Stated exercise => Each entry below should be written out exactly as it is, with no pictures.

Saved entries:
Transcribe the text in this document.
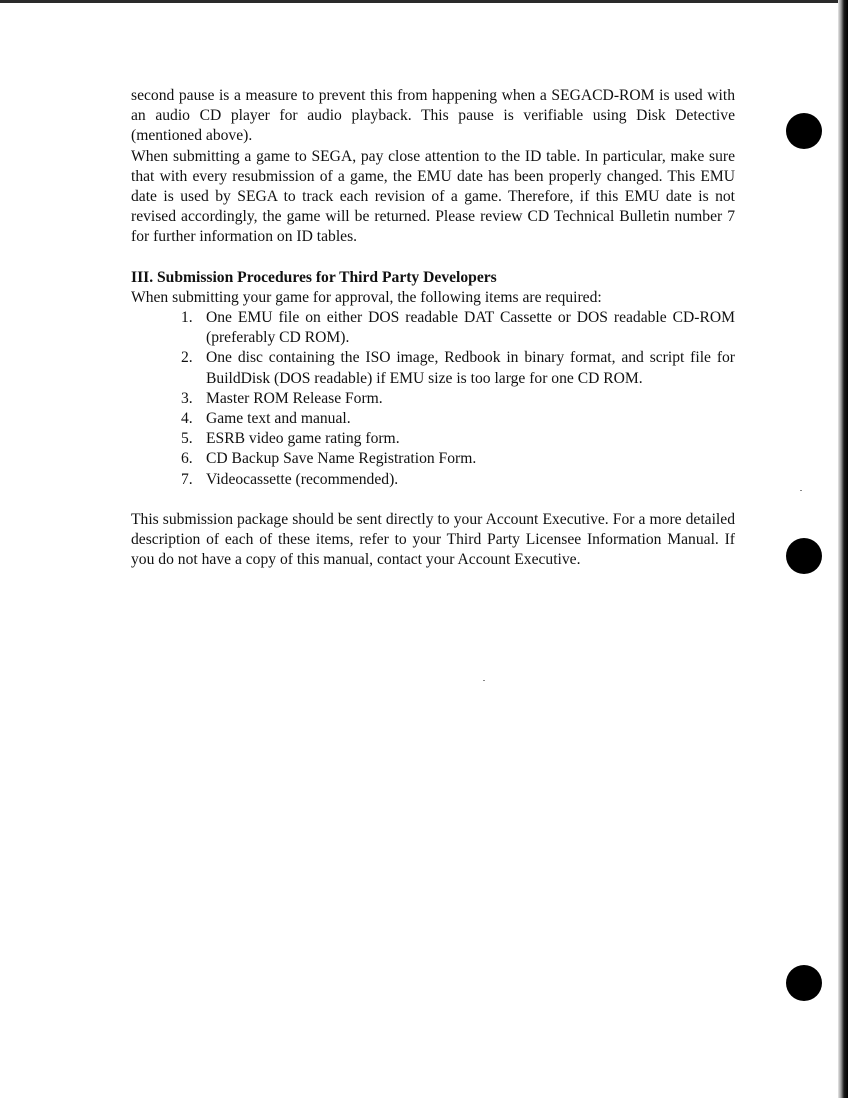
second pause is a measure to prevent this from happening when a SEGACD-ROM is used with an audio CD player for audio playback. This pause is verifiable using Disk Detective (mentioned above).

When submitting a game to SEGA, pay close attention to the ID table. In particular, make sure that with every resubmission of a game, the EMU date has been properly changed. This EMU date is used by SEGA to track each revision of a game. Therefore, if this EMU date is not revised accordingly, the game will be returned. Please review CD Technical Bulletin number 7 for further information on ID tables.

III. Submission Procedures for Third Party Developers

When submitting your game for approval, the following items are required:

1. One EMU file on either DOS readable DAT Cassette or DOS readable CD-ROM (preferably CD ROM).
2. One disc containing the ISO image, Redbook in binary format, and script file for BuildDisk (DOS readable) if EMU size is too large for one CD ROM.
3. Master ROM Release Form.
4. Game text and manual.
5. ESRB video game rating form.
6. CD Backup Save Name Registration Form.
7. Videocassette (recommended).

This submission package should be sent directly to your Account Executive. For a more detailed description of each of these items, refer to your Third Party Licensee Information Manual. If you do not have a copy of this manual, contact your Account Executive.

Result below =>
Transcribe the text in this document.
second pause is a measure to prevent this from happening when a SEGACD-ROM is used with an audio CD player for audio playback. This pause is verifiable using Disk Detective (mentioned above).

When submitting a game to SEGA, pay close attention to the ID table. In particular, make sure that with every resubmission of a game, the EMU date has been properly changed. This EMU date is used by SEGA to track each revision of a game. Therefore, if this EMU date is not revised accordingly, the game will be returned. Please review CD Technical Bulletin number 7 for further information on ID tables.

III. Submission Procedures for Third Party Developers

When submitting your game for approval, the following items are required:

1. One EMU file on either DOS readable DAT Cassette or DOS readable CD-ROM (preferably CD ROM).
2. One disc containing the ISO image, Redbook in binary format, and script file for BuildDisk (DOS readable) if EMU size is too large for one CD ROM.
3. Master ROM Release Form.
4. Game text and manual.
5. ESRB video game rating form.
6. CD Backup Save Name Registration Form.
7. Videocassette (recommended).

This submission package should be sent directly to your Account Executive. For a more detailed description of each of these items, refer to your Third Party Licensee Information Manual. If you do not have a copy of this manual, contact your Account Executive.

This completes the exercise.